The task:
Identify each line below that contains the word "Stuttgart", and copy it out.

Entries:
** Start **
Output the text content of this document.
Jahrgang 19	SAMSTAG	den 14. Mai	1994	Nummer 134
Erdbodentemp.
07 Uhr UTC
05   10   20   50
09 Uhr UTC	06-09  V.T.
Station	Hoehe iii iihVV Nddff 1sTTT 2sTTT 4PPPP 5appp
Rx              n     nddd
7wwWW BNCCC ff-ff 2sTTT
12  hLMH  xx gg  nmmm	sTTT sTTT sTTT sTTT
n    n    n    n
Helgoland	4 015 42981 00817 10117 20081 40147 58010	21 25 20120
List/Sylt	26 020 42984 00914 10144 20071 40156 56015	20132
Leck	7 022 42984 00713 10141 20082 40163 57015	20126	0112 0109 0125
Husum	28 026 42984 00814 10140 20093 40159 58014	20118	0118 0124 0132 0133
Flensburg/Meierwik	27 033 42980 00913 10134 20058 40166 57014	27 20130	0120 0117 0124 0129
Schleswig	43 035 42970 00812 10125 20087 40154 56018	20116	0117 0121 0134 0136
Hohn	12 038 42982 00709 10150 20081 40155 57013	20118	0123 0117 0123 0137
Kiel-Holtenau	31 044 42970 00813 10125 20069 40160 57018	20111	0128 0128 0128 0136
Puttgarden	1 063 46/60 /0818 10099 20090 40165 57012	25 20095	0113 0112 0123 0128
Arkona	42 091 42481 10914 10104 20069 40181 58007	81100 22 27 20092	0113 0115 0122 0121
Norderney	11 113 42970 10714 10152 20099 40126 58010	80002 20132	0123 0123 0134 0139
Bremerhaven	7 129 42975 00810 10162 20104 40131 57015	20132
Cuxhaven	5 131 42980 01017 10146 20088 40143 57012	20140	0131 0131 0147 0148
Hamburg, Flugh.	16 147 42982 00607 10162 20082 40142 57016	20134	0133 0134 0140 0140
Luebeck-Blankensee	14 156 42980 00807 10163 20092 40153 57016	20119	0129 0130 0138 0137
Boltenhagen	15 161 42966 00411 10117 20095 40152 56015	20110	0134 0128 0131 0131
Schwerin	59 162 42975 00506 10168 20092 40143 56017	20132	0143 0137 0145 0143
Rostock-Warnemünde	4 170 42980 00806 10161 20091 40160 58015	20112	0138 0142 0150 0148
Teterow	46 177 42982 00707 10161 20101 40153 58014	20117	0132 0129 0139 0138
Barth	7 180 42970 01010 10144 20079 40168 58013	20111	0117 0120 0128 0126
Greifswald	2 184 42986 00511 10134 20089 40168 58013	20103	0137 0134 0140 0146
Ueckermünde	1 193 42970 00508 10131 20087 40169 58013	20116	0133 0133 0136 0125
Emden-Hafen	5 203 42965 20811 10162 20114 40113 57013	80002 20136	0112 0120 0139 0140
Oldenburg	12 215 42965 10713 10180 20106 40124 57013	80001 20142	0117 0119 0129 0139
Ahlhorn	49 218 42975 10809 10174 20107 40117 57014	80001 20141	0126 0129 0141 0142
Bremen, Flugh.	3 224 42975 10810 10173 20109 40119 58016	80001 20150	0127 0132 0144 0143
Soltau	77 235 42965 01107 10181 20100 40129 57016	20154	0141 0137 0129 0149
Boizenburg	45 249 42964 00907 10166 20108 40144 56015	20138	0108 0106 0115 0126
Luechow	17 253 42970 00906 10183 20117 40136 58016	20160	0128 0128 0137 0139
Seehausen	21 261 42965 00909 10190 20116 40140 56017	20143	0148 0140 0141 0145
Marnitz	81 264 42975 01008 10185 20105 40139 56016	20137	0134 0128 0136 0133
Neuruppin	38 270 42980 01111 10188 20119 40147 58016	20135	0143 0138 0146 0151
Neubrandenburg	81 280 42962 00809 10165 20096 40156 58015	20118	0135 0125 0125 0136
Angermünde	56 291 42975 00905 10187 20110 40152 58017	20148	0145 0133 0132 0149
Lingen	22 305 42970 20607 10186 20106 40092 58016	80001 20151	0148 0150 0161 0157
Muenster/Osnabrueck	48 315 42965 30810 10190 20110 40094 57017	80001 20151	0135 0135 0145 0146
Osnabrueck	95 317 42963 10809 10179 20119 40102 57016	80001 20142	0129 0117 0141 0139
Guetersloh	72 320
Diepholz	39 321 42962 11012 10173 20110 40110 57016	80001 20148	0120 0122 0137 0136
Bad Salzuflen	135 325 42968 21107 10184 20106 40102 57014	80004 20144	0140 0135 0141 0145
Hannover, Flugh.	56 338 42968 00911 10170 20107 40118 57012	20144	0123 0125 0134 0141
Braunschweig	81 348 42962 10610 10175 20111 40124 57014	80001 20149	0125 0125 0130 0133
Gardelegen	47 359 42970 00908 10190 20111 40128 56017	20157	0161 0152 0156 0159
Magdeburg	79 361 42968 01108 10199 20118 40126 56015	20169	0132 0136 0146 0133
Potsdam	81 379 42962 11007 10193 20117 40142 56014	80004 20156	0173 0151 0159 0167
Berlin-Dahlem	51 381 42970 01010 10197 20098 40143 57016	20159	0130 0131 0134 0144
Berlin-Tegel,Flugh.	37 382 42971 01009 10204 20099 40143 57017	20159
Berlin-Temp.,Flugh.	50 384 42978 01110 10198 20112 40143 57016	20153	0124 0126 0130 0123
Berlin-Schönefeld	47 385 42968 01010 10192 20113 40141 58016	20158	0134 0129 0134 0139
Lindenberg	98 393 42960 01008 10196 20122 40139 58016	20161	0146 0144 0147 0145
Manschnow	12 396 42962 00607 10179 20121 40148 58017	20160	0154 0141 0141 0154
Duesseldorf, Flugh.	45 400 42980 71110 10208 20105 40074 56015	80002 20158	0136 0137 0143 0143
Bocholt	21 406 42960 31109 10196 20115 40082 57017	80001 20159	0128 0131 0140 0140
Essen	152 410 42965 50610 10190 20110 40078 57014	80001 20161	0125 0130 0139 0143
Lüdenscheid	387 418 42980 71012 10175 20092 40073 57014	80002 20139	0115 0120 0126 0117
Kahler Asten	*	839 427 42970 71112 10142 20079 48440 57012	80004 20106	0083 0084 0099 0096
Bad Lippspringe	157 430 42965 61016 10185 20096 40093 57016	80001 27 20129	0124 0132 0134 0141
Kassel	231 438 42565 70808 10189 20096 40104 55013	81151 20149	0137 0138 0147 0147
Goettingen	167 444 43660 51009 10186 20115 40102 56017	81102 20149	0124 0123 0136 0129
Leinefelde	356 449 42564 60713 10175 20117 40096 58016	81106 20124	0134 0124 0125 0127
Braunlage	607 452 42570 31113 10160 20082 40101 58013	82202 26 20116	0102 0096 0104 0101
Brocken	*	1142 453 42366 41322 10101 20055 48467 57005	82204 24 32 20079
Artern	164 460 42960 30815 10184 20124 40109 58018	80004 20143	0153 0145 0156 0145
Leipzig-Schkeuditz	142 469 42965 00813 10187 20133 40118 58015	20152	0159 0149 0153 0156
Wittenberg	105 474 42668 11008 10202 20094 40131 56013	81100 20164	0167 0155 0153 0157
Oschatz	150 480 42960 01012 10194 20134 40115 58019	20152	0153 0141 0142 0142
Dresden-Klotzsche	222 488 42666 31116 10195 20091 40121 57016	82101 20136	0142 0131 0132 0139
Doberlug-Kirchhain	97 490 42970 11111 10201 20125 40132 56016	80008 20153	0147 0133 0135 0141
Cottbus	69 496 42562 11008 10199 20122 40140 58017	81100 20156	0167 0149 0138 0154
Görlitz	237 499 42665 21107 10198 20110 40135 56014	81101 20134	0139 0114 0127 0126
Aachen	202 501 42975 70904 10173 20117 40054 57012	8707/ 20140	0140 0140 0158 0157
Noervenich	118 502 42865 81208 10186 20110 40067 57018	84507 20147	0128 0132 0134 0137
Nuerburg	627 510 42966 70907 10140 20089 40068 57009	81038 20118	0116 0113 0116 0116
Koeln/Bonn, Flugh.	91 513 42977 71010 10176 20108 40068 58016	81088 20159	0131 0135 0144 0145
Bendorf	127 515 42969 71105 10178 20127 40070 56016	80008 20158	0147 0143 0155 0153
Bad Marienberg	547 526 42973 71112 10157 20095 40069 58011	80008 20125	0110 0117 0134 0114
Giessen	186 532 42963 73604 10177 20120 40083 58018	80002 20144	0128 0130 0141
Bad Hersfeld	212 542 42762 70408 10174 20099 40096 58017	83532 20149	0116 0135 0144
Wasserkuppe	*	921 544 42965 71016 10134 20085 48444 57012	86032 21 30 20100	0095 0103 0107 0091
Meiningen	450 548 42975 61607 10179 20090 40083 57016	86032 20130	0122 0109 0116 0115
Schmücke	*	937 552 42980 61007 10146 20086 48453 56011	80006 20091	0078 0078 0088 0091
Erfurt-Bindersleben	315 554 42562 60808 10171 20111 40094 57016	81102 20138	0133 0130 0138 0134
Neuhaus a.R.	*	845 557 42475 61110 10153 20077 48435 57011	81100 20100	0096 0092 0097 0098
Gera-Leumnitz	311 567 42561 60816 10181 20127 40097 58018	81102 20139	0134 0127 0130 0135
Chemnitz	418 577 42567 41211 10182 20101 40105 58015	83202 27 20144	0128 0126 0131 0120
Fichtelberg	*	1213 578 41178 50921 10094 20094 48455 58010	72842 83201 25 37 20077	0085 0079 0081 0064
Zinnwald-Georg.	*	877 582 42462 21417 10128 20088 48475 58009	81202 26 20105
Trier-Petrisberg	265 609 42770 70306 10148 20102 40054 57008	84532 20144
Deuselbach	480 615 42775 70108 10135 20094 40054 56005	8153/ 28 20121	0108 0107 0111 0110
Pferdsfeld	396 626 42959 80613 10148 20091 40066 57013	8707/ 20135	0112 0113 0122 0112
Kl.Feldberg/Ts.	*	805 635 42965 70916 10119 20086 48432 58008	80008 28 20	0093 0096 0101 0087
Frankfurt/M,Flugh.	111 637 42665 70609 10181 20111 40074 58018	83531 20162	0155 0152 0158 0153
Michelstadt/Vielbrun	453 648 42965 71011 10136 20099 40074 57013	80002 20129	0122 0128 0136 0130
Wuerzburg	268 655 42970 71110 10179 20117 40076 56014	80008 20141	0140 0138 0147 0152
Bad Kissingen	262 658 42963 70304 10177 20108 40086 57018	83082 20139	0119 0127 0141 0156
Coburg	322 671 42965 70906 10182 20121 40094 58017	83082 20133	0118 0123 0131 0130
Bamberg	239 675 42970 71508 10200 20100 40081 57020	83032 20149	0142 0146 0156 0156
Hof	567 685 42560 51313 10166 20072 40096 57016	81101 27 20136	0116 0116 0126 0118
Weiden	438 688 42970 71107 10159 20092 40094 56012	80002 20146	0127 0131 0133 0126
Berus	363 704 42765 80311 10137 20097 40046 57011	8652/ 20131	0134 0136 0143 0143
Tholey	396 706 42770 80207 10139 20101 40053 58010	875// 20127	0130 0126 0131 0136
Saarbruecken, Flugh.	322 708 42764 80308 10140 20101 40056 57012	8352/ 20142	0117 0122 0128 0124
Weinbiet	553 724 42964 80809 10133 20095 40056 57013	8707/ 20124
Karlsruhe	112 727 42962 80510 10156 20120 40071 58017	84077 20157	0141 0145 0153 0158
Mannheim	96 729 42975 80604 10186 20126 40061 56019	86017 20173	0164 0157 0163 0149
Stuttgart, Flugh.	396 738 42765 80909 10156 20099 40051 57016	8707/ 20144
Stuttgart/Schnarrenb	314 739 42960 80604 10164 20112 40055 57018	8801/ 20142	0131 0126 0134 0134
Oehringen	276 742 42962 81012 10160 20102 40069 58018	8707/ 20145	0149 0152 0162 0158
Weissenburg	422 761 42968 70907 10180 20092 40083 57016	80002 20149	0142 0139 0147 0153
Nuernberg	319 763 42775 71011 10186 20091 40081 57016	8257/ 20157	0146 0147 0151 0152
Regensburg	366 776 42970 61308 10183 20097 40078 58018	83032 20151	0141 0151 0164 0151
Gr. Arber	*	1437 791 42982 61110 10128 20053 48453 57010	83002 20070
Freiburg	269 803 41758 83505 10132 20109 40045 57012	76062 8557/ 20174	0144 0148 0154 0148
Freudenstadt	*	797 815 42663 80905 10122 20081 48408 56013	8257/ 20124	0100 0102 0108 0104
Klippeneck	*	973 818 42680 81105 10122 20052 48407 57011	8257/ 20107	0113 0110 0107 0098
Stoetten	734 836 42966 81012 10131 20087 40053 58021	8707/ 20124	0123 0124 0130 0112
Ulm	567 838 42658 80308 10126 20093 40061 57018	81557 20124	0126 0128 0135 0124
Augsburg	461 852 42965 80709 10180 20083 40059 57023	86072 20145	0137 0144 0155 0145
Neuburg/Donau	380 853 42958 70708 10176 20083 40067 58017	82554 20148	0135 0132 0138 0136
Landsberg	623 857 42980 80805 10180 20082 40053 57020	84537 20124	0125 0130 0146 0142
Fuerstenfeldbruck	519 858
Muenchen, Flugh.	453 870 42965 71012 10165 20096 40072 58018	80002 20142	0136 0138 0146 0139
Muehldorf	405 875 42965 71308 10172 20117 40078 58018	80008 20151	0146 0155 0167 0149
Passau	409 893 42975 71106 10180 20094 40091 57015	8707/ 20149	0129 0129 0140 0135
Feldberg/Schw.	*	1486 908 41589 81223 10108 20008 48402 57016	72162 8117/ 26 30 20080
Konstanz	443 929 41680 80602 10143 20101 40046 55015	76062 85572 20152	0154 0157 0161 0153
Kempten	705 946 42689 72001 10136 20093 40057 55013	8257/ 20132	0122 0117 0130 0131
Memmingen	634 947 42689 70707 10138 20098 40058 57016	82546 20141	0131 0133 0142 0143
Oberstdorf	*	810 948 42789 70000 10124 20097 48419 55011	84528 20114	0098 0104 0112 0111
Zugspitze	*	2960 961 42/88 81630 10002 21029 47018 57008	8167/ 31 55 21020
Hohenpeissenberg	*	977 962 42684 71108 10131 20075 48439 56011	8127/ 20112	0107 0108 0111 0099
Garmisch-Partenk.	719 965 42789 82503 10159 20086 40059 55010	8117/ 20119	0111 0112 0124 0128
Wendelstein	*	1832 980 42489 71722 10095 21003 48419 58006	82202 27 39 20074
** End **
The completed task:
Stuttgart, Flugh.	396 738 42765 80909 10156 20099 40051 57016	8707/ 20144
Stuttgart/Schnarrenb	314 739 42960 80604 10164 20112 40055 57018	8801/ 20142	0131 0126 0134 0134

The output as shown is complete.